## WRITTEN REQUEST
How many lines of the records below contain the word "baixa"? Answer with the number alone.

───── THE DATA ─────

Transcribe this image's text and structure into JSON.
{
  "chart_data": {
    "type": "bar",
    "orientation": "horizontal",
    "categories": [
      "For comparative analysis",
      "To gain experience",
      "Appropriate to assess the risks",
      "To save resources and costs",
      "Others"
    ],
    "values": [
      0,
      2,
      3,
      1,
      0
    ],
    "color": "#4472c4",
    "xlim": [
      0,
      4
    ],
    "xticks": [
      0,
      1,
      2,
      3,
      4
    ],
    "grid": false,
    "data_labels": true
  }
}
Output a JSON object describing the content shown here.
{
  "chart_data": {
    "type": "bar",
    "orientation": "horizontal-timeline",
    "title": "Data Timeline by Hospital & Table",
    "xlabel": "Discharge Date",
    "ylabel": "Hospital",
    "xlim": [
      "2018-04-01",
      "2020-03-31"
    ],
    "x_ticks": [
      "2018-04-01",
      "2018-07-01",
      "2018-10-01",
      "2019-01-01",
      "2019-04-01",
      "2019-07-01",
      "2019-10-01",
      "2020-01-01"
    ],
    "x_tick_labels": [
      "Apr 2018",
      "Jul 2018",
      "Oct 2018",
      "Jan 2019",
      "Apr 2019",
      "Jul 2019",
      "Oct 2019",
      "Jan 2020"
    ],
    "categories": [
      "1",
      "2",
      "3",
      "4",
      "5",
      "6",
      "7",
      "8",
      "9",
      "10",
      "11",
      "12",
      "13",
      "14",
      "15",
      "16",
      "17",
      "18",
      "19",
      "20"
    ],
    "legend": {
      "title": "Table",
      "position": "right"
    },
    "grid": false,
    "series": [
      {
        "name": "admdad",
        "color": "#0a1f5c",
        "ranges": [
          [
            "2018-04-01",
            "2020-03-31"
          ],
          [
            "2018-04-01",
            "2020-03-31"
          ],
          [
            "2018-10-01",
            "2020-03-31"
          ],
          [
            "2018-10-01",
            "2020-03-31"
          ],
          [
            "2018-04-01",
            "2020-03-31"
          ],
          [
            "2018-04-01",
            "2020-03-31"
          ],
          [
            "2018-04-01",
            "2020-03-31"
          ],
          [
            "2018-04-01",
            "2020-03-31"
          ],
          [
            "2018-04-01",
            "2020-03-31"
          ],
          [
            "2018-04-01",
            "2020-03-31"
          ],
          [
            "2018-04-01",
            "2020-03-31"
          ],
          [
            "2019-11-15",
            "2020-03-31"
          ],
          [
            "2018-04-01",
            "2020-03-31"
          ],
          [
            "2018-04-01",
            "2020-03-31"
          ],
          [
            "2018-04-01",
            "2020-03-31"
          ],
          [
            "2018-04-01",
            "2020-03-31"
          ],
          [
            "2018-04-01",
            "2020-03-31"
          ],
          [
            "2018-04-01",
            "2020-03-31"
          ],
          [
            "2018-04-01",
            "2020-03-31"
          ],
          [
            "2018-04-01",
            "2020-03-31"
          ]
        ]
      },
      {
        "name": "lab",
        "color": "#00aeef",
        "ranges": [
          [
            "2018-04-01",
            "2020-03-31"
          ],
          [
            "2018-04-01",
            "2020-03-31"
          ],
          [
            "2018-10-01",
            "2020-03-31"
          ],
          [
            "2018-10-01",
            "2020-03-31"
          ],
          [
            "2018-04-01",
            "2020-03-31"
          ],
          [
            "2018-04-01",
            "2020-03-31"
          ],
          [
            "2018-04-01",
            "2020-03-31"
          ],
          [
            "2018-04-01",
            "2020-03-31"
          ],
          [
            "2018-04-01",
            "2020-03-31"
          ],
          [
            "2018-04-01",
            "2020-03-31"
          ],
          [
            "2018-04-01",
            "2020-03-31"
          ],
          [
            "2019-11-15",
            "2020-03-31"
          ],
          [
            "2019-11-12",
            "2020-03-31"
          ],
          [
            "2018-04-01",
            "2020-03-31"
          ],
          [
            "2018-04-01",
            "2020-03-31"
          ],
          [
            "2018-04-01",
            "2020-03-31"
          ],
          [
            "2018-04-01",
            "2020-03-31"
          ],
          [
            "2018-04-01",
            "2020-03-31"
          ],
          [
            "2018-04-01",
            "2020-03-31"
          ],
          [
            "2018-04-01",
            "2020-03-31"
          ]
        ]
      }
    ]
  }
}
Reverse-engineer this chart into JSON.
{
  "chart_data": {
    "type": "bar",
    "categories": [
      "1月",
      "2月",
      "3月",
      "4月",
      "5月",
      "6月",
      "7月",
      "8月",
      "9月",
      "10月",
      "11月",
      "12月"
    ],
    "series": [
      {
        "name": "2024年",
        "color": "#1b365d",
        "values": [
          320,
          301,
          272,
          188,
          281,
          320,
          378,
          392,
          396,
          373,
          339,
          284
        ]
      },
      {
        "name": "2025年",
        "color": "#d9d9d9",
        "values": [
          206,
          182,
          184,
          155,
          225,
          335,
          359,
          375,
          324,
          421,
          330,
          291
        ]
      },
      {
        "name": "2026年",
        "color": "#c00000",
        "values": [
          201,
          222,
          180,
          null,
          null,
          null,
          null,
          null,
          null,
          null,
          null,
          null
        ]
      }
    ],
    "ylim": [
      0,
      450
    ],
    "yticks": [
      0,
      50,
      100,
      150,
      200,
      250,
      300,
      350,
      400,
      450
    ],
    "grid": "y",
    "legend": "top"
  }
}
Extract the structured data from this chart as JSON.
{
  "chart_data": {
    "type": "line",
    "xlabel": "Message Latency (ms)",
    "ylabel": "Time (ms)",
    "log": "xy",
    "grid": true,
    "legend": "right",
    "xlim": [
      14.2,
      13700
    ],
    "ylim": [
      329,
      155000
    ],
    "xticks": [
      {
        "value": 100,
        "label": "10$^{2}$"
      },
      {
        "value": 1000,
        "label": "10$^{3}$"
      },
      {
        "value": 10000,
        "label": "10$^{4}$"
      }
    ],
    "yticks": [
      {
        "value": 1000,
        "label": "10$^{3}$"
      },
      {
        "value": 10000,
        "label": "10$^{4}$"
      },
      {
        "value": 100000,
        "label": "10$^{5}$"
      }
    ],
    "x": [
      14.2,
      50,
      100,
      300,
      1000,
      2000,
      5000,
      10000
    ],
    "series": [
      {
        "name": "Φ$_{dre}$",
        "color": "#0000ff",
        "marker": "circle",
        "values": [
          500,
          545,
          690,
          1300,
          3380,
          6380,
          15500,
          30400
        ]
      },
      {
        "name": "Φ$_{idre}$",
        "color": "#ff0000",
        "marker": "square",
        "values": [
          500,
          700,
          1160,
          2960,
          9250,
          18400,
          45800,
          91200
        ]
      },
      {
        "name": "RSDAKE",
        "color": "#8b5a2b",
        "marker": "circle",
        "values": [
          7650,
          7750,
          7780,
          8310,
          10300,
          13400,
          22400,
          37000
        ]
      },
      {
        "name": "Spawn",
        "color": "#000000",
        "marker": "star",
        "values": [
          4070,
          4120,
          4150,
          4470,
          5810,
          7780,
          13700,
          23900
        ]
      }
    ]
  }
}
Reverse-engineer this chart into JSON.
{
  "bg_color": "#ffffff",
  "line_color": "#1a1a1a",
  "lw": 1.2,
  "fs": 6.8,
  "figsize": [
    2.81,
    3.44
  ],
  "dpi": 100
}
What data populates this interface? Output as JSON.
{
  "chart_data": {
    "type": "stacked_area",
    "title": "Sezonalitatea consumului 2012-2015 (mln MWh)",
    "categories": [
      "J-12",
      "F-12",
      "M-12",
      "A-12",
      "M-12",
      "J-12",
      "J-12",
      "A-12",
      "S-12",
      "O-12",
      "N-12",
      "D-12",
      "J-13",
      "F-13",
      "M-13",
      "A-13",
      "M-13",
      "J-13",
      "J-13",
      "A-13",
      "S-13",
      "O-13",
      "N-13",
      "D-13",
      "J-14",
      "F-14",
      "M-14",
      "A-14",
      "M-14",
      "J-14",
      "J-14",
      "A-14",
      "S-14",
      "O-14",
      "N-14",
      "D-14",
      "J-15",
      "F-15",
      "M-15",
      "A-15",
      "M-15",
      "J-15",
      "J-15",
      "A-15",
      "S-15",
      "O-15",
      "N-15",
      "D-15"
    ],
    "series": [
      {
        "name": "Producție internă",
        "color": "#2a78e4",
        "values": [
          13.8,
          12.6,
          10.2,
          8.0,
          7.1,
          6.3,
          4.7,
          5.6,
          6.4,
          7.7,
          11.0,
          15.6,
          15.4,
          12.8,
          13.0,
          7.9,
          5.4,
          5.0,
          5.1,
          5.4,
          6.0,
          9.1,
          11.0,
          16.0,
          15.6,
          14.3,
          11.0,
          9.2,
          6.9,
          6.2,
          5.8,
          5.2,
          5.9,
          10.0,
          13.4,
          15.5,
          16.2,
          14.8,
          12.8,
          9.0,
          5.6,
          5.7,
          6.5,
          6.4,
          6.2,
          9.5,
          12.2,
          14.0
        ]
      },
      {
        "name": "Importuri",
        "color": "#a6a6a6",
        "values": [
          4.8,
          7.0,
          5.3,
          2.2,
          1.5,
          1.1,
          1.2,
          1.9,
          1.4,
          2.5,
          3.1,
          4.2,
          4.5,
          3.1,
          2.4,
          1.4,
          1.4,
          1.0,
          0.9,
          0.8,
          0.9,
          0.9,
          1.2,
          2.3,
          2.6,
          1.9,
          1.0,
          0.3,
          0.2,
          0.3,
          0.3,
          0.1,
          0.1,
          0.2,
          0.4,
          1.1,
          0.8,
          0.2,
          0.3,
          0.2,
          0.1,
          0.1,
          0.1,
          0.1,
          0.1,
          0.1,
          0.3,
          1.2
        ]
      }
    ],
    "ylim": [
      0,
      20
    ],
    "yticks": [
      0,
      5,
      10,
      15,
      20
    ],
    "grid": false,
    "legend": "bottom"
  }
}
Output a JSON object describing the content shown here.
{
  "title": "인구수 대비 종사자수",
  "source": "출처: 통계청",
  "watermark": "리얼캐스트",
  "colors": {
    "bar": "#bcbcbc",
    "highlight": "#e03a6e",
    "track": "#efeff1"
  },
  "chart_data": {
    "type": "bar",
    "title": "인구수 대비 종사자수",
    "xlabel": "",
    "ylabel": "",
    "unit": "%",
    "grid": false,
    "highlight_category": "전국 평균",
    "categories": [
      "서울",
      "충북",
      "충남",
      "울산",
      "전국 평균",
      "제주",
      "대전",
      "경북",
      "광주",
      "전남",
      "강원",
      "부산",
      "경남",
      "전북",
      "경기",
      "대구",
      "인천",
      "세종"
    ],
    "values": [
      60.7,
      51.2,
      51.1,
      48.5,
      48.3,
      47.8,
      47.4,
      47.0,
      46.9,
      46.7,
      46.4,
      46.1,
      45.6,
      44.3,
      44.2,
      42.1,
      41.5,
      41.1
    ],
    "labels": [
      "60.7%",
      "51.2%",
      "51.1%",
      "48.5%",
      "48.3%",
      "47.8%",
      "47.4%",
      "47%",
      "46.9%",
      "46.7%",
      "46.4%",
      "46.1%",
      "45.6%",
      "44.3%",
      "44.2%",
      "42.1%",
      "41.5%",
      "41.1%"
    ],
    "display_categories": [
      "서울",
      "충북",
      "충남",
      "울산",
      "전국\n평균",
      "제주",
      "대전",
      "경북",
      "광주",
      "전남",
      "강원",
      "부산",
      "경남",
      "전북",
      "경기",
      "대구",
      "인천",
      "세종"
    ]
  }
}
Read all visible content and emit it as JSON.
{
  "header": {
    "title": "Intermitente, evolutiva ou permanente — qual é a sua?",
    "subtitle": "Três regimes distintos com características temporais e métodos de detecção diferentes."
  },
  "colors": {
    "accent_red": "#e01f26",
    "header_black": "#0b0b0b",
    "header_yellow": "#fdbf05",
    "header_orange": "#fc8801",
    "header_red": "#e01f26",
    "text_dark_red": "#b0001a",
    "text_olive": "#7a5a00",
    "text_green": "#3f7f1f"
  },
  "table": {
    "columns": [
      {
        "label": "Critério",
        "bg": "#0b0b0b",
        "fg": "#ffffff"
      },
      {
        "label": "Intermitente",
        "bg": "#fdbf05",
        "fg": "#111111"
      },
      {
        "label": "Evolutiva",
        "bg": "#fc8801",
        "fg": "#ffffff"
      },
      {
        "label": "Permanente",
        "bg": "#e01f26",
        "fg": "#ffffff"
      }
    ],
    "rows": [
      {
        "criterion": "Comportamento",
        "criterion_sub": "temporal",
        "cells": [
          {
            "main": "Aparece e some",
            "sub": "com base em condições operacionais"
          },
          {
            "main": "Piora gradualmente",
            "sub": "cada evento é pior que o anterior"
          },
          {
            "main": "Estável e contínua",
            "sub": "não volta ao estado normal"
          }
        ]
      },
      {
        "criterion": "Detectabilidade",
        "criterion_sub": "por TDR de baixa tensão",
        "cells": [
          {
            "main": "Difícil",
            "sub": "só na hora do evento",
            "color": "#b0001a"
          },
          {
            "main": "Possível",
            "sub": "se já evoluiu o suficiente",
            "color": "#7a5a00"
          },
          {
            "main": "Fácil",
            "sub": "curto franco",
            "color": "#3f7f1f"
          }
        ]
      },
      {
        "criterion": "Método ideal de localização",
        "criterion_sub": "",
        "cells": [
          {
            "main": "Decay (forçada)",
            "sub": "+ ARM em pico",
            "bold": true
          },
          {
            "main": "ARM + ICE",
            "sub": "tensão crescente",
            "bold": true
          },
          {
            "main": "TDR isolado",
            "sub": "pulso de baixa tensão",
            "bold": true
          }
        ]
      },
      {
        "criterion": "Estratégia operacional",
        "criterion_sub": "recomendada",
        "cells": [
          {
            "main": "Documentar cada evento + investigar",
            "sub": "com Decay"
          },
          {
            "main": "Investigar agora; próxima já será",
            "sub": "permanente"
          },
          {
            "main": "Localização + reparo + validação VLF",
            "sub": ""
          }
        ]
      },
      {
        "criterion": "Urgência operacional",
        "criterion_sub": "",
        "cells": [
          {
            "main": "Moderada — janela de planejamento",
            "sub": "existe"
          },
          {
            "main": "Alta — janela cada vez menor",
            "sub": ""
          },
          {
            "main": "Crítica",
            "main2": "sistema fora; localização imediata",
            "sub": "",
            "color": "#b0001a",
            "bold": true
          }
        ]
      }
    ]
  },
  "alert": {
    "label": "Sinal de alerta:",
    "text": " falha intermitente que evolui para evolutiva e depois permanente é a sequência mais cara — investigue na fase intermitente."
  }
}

─────

## THE OUTPUT
2